TASK INSTRUCTIONS => Pick out every line of the entries below where "Lithium" occurs, and copy those lines.

SUPPLIED ENTRIES =>
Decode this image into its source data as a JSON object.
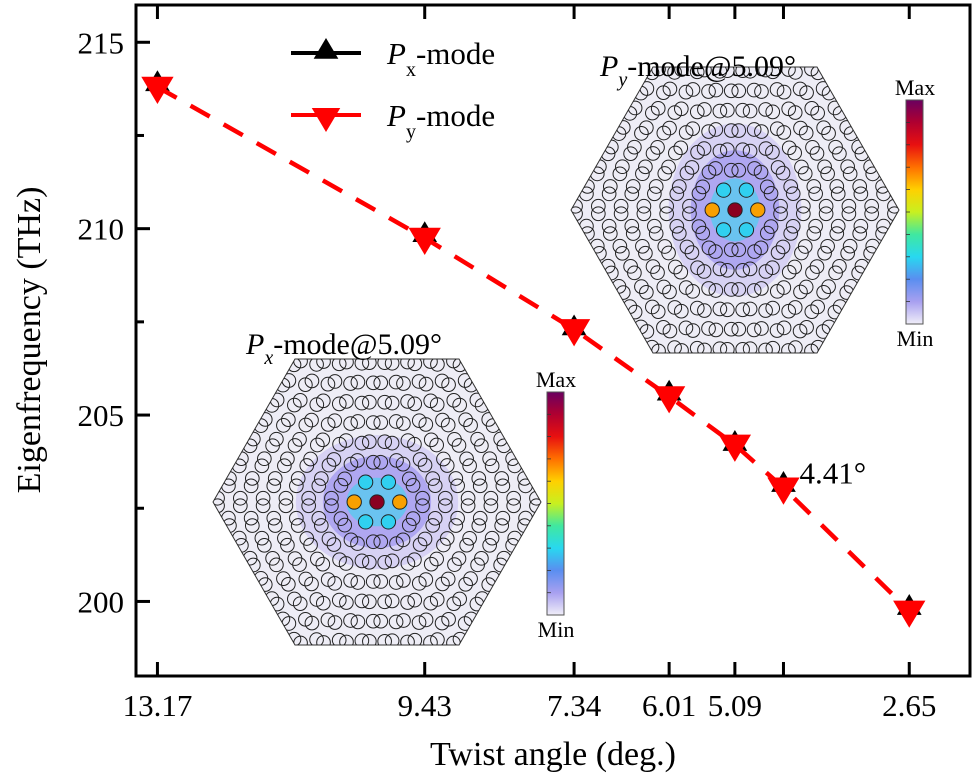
{
  "chart_data": {
    "type": "line",
    "title": "",
    "xlabel": "Twist angle (deg.)",
    "ylabel": "Eigenfrequency (THz)",
    "x_reversed": true,
    "xlim": [
      13.47,
      1.8
    ],
    "ylim": [
      198,
      216
    ],
    "x_ticks": [
      13.17,
      9.43,
      7.34,
      6.01,
      5.09,
      4.41,
      2.65
    ],
    "x_tick_labels": [
      "13.17",
      "9.43",
      "7.34",
      "6.01",
      "5.09",
      "",
      "2.65"
    ],
    "y_ticks_major": [
      200,
      205,
      210,
      215
    ],
    "y_tick_labels": [
      "200",
      "205",
      "210",
      "215"
    ],
    "y_ticks_minor": [
      202.5,
      207.5,
      212.5
    ],
    "grid": false,
    "x": [
      13.17,
      9.43,
      7.34,
      6.01,
      5.09,
      4.41,
      2.65
    ],
    "series": [
      {
        "name": "Px-mode",
        "label_main": "P",
        "label_sub": "x",
        "label_rest": "-mode",
        "marker": "triangle-up",
        "color": "#000000",
        "line": "solid",
        "values": [
          213.9,
          209.85,
          207.35,
          205.6,
          204.25,
          203.15,
          199.85
        ]
      },
      {
        "name": "Py-mode",
        "label_main": "P",
        "label_sub": "y",
        "label_rest": "-mode",
        "marker": "triangle-down",
        "color": "#ff0000",
        "line": "dashed",
        "values": [
          213.8,
          209.75,
          207.3,
          205.5,
          204.2,
          203.05,
          199.75
        ]
      }
    ],
    "legend_position": "top-center",
    "annotations": [
      {
        "text": "4.41°",
        "x": 4.41,
        "y": 203.05
      }
    ],
    "insets": [
      {
        "name": "px-mode-field",
        "title_main": "P",
        "title_sub": "x",
        "title_rest": "-mode@5.09°",
        "colorbar_max": "Max",
        "colorbar_min": "Min",
        "orientation": "horizontal"
      },
      {
        "name": "py-mode-field",
        "title_main": "P",
        "title_sub": "y",
        "title_rest": "-mode@5.09°",
        "colorbar_max": "Max",
        "colorbar_min": "Min",
        "orientation": "vertical"
      }
    ],
    "colormap": [
      "#f0eef8",
      "#a8a0f0",
      "#5a8ef0",
      "#28d8f0",
      "#40e8a0",
      "#c8f020",
      "#ffd000",
      "#ff7000",
      "#e81010",
      "#b00030",
      "#6a0060"
    ]
  }
}
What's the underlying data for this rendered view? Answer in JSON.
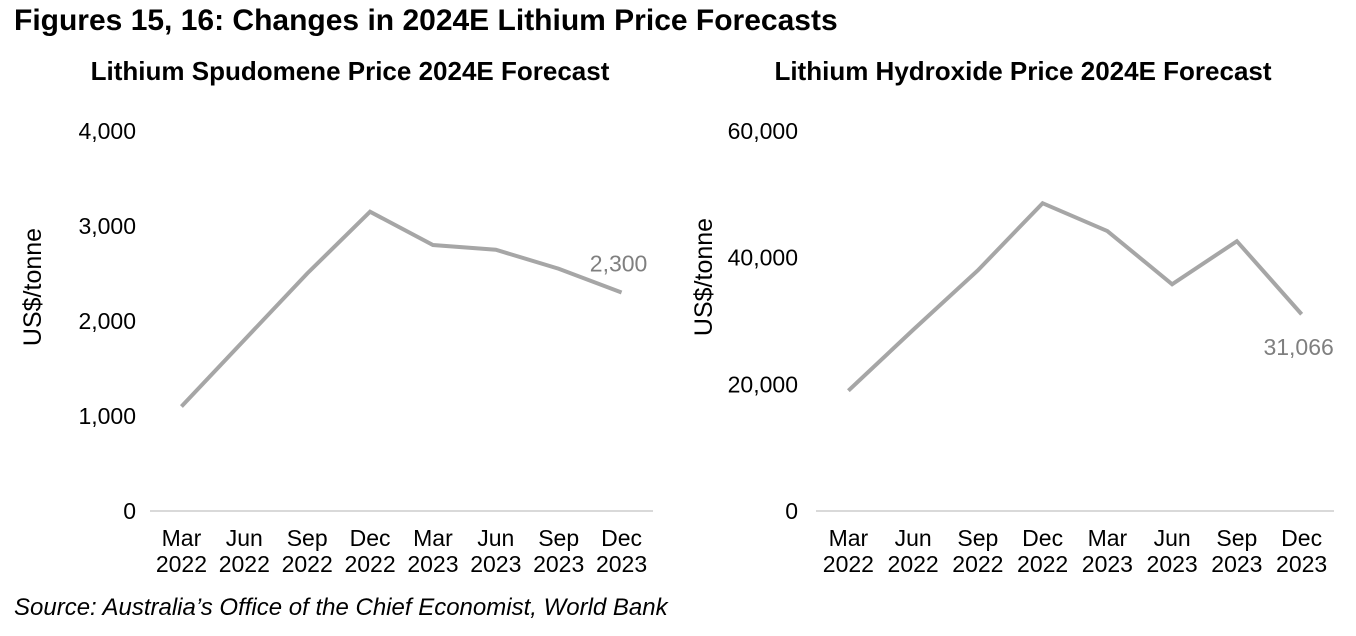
{
  "figure": {
    "title": "Figures 15, 16: Changes in 2024E Lithium Price Forecasts",
    "source": "Source: Australia’s Office of the Chief Economist, World Bank"
  },
  "colors": {
    "line": "#a6a6a6",
    "axis": "#d9d9d9",
    "data_label": "#7f7f7f",
    "text": "#000000"
  },
  "chart_data": [
    {
      "type": "line",
      "title": "Lithium Spudomene Price 2024E Forecast",
      "ylabel": "US$/tonne",
      "categories": [
        "Mar 2022",
        "Jun 2022",
        "Sep 2022",
        "Dec 2022",
        "Mar 2023",
        "Jun 2023",
        "Sep 2023",
        "Dec 2023"
      ],
      "values": [
        1100,
        1800,
        2500,
        3150,
        2800,
        2750,
        2550,
        2300
      ],
      "end_label": "2,300",
      "end_label_position": "above",
      "ylim": [
        0,
        4000
      ],
      "yticks": [
        0,
        1000,
        2000,
        3000,
        4000
      ],
      "ytick_labels": [
        "0",
        "1,000",
        "2,000",
        "3,000",
        "4,000"
      ],
      "grid": false,
      "legend": "none"
    },
    {
      "type": "line",
      "title": "Lithium Hydroxide Price 2024E Forecast",
      "ylabel": "US$/tonne",
      "categories": [
        "Mar 2022",
        "Jun 2022",
        "Sep 2022",
        "Dec 2022",
        "Mar 2023",
        "Jun 2023",
        "Sep 2023",
        "Dec 2023"
      ],
      "values": [
        19000,
        28600,
        38000,
        48600,
        44200,
        35800,
        42600,
        31066
      ],
      "end_label": "31,066",
      "end_label_position": "below",
      "ylim": [
        0,
        60000
      ],
      "yticks": [
        0,
        20000,
        40000,
        60000
      ],
      "ytick_labels": [
        "0",
        "20,000",
        "40,000",
        "60,000"
      ],
      "grid": false,
      "legend": "none"
    }
  ]
}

COMPLETED EXERCISE =>
    "title": "Figures 15, 16: Changes in 2024E Lithium Price Forecasts",
      "title": "Lithium Spudomene Price 2024E Forecast",
      "title": "Lithium Hydroxide Price 2024E Forecast",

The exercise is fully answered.